*DIRECTIONS:* Report all lines from the entries below in which "title" appears.

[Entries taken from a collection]
* Start *

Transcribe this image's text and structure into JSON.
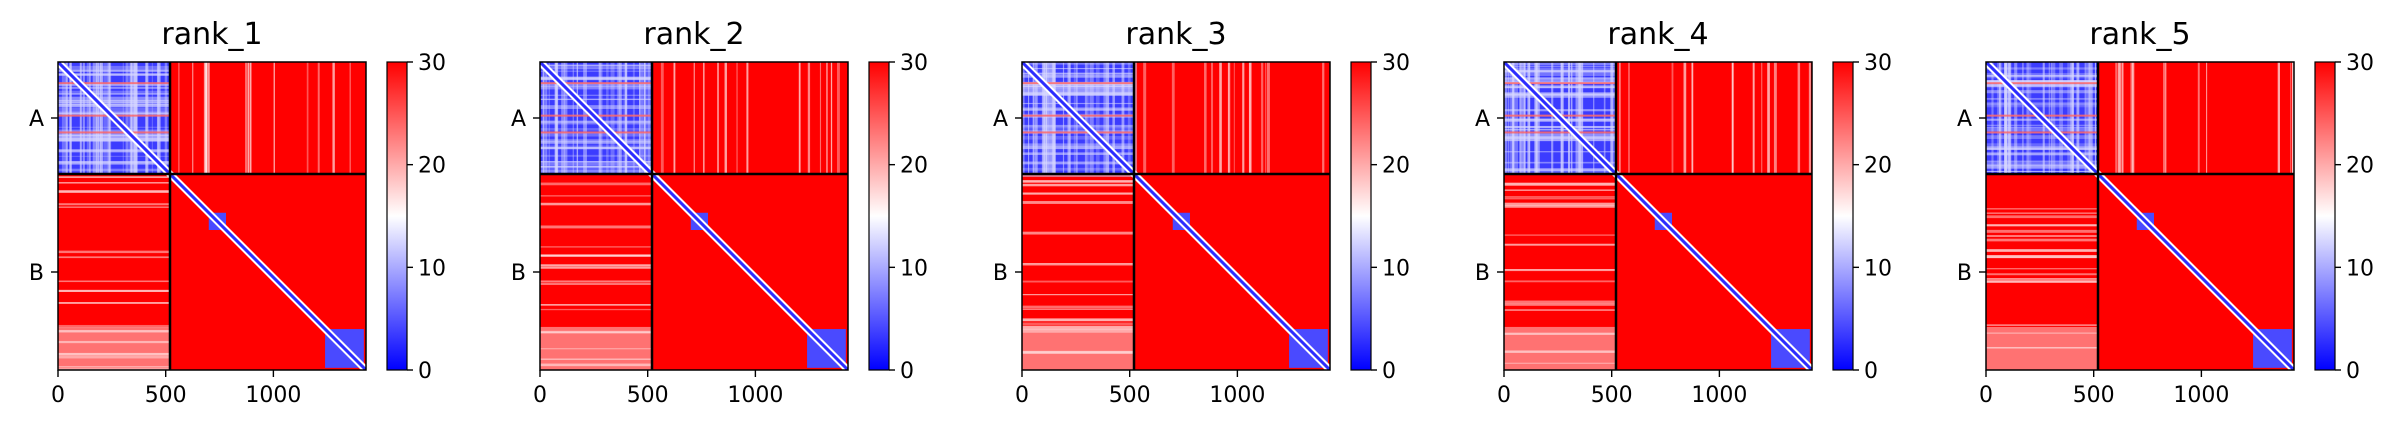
{
  "chart_data": [
    {
      "type": "heatmap",
      "title": "rank_1",
      "chain_labels": [
        "A",
        "B"
      ],
      "chain_boundary": 520,
      "sequence_length": 1430,
      "x_ticks": [
        0,
        500,
        1000
      ],
      "colorbar": {
        "min": 0,
        "max": 30,
        "ticks": [
          0,
          10,
          20,
          30
        ],
        "colormap": "bwr",
        "low_color": "#0000ff",
        "mid_color": "#ffffff",
        "high_color": "#ff0000"
      },
      "blocks": {
        "A-A": "low",
        "A-B": "high",
        "B-A": "high",
        "B-B": "high",
        "diagonal": "low"
      },
      "domain_blocks": [
        [
          700,
          780
        ],
        [
          1240,
          1420
        ]
      ]
    },
    {
      "type": "heatmap",
      "title": "rank_2",
      "chain_labels": [
        "A",
        "B"
      ],
      "chain_boundary": 520,
      "sequence_length": 1430,
      "x_ticks": [
        0,
        500,
        1000
      ],
      "colorbar": {
        "min": 0,
        "max": 30,
        "ticks": [
          0,
          10,
          20,
          30
        ],
        "colormap": "bwr",
        "low_color": "#0000ff",
        "mid_color": "#ffffff",
        "high_color": "#ff0000"
      },
      "blocks": {
        "A-A": "low",
        "A-B": "high",
        "B-A": "high",
        "B-B": "high",
        "diagonal": "low"
      },
      "domain_blocks": [
        [
          700,
          780
        ],
        [
          1240,
          1420
        ]
      ]
    },
    {
      "type": "heatmap",
      "title": "rank_3",
      "chain_labels": [
        "A",
        "B"
      ],
      "chain_boundary": 520,
      "sequence_length": 1430,
      "x_ticks": [
        0,
        500,
        1000
      ],
      "colorbar": {
        "min": 0,
        "max": 30,
        "ticks": [
          0,
          10,
          20,
          30
        ],
        "colormap": "bwr",
        "low_color": "#0000ff",
        "mid_color": "#ffffff",
        "high_color": "#ff0000"
      },
      "blocks": {
        "A-A": "low",
        "A-B": "high",
        "B-A": "high",
        "B-B": "high",
        "diagonal": "low"
      },
      "domain_blocks": [
        [
          700,
          780
        ],
        [
          1240,
          1420
        ]
      ]
    },
    {
      "type": "heatmap",
      "title": "rank_4",
      "chain_labels": [
        "A",
        "B"
      ],
      "chain_boundary": 520,
      "sequence_length": 1430,
      "x_ticks": [
        0,
        500,
        1000
      ],
      "colorbar": {
        "min": 0,
        "max": 30,
        "ticks": [
          0,
          10,
          20,
          30
        ],
        "colormap": "bwr",
        "low_color": "#0000ff",
        "mid_color": "#ffffff",
        "high_color": "#ff0000"
      },
      "blocks": {
        "A-A": "low",
        "A-B": "high",
        "B-A": "high",
        "B-B": "high",
        "diagonal": "low"
      },
      "domain_blocks": [
        [
          700,
          780
        ],
        [
          1240,
          1420
        ]
      ]
    },
    {
      "type": "heatmap",
      "title": "rank_5",
      "chain_labels": [
        "A",
        "B"
      ],
      "chain_boundary": 520,
      "sequence_length": 1430,
      "x_ticks": [
        0,
        500,
        1000
      ],
      "colorbar": {
        "min": 0,
        "max": 30,
        "ticks": [
          0,
          10,
          20,
          30
        ],
        "colormap": "bwr",
        "low_color": "#0000ff",
        "mid_color": "#ffffff",
        "high_color": "#ff0000"
      },
      "blocks": {
        "A-A": "low",
        "A-B": "high",
        "B-A": "high",
        "B-B": "high",
        "diagonal": "low"
      },
      "domain_blocks": [
        [
          700,
          780
        ],
        [
          1240,
          1420
        ]
      ]
    }
  ]
}
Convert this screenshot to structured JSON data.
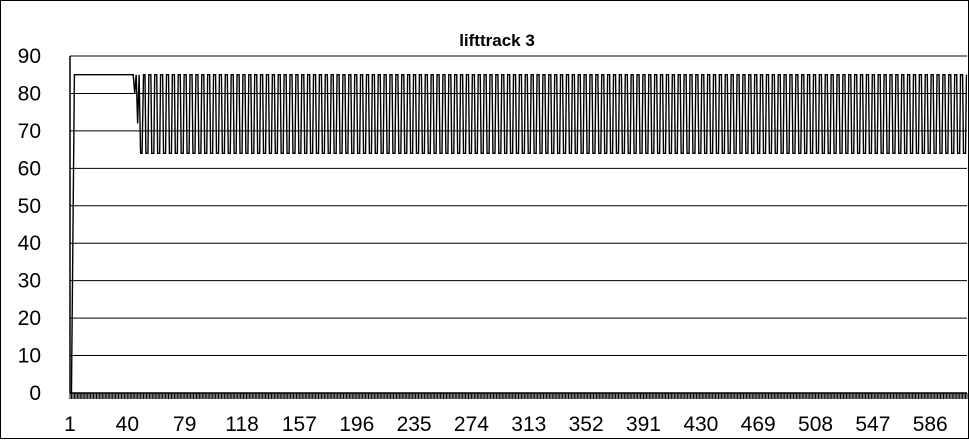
{
  "chart_data": {
    "type": "line",
    "title": "lifttrack 3",
    "xlabel": "",
    "ylabel": "",
    "ylim": [
      0,
      90
    ],
    "xlim": [
      1,
      611
    ],
    "y_ticks": [
      0,
      10,
      20,
      30,
      40,
      50,
      60,
      70,
      80,
      90
    ],
    "x_ticks": [
      1,
      40,
      79,
      118,
      157,
      196,
      235,
      274,
      313,
      352,
      391,
      430,
      469,
      508,
      547,
      586
    ],
    "x_tick_labels": [
      "1",
      "40",
      "79",
      "118",
      "157",
      "196",
      "235",
      "274",
      "313",
      "352",
      "391",
      "430",
      "469",
      "508",
      "547",
      "586"
    ],
    "grid": "horizontal",
    "legend": "none",
    "line_color": "#000000",
    "series": [
      {
        "segments": [
          {
            "kind": "points",
            "x": [
              1,
              2,
              4,
              5,
              44,
              45,
              46,
              47,
              48,
              49,
              50,
              51,
              52
            ],
            "y": [
              0,
              0,
              85,
              85,
              85,
              80,
              85,
              72,
              85,
              64,
              64,
              85,
              85
            ]
          },
          {
            "kind": "square_wave",
            "x_start": 52,
            "x_end": 611,
            "period": 4,
            "high": 85,
            "low": 64
          }
        ]
      }
    ]
  }
}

* End *

*FINISHED EXERCISE:*
      "title": "rank_1",
      "title": "rank_2",
      "title": "rank_3",
      "title": "rank_4",
      "title": "rank_5",
    "title": "lifttrack 3",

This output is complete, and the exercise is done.